Recorded information:
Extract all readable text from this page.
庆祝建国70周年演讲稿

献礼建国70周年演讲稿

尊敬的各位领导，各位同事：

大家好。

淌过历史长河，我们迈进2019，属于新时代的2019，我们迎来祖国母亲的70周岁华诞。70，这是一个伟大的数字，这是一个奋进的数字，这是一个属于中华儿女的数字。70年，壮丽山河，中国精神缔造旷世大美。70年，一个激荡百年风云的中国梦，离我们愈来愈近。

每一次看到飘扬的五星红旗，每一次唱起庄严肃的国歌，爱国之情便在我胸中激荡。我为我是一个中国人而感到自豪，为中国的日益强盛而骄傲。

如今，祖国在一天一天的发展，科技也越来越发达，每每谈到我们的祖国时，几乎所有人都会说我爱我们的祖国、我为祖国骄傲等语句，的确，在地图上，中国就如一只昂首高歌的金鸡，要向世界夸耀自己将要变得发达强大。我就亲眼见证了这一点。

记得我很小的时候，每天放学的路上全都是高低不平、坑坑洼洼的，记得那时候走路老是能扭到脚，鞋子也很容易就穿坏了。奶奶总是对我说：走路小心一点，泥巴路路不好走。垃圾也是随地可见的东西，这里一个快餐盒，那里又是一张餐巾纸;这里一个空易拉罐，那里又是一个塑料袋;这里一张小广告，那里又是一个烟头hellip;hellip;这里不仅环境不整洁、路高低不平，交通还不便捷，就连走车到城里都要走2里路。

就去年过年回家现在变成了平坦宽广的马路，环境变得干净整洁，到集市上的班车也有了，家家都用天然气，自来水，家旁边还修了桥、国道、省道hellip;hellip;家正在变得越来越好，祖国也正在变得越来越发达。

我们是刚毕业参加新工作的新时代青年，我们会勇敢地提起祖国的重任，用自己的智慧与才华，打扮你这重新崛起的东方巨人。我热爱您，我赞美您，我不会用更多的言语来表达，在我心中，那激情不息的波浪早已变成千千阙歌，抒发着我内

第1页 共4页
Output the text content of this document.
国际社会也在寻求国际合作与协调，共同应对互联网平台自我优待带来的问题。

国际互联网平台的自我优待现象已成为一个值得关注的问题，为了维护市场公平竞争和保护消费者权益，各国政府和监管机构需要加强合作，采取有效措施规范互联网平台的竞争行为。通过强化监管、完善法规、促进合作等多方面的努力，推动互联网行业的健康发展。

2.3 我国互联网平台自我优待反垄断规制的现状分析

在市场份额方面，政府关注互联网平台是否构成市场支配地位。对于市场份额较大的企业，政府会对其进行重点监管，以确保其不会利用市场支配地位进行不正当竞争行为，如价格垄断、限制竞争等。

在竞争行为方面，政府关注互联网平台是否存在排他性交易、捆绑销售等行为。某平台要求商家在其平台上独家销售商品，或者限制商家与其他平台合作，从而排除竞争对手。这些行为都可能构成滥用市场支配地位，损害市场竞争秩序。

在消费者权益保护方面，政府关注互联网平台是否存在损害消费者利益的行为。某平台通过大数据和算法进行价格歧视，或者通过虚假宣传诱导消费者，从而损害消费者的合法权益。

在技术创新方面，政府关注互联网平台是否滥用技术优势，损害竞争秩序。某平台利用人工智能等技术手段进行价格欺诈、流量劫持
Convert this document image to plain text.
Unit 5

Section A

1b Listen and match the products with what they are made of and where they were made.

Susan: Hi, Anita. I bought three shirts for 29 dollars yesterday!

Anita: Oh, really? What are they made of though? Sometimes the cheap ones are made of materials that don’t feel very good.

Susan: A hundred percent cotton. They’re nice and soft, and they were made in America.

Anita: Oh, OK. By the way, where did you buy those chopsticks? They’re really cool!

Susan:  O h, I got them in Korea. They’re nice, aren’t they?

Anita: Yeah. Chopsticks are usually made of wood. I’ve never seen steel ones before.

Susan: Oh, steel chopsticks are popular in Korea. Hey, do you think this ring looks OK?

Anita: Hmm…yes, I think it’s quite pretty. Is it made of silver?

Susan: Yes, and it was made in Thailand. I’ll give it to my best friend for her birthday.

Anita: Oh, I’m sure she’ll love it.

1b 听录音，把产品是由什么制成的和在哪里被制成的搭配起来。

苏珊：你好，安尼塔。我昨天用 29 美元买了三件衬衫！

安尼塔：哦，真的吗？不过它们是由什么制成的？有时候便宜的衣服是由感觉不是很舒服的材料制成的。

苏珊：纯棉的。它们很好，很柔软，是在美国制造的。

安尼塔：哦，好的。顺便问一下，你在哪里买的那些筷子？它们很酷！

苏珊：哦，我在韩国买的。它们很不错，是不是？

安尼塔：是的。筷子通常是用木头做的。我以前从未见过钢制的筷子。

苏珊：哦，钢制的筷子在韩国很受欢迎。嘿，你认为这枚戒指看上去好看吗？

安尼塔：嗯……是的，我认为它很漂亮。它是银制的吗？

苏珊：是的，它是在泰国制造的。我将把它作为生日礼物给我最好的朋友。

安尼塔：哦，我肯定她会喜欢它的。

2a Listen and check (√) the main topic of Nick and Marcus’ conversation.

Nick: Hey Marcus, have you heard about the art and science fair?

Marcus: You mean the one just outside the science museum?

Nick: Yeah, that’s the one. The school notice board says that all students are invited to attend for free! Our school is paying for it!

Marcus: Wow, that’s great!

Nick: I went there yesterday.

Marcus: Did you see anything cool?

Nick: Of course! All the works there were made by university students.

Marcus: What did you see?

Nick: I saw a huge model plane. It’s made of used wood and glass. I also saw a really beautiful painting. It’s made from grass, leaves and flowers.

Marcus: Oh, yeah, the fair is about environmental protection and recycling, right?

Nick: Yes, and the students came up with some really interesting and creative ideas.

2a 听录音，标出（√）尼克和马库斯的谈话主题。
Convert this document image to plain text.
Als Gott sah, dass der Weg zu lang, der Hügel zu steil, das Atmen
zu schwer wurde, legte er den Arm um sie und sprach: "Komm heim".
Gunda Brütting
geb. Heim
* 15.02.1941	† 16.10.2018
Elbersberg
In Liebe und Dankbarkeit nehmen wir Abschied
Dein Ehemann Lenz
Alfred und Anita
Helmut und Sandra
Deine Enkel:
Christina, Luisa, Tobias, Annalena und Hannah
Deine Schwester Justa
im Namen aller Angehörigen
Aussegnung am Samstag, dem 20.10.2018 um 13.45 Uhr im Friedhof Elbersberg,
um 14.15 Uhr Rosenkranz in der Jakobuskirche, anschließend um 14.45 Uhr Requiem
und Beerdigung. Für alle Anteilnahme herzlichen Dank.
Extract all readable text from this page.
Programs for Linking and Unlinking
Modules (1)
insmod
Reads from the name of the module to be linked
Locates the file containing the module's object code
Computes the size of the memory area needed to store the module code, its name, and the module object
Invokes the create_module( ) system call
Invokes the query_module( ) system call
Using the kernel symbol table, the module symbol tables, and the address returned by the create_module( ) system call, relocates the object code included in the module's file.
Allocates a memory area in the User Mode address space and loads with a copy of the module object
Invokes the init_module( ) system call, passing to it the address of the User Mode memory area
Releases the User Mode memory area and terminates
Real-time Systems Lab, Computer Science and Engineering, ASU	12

What you need to do:
List all lines holding the string "area".

Task answer:
Computes the size of the memory area needed to store the module code, its name, and the module object
Allocates a memory area in the User Mode address space and loads with a copy of the module object
Invokes the init_module( ) system call, passing to it the address of the User Mode memory area
Releases the User Mode memory area and terminates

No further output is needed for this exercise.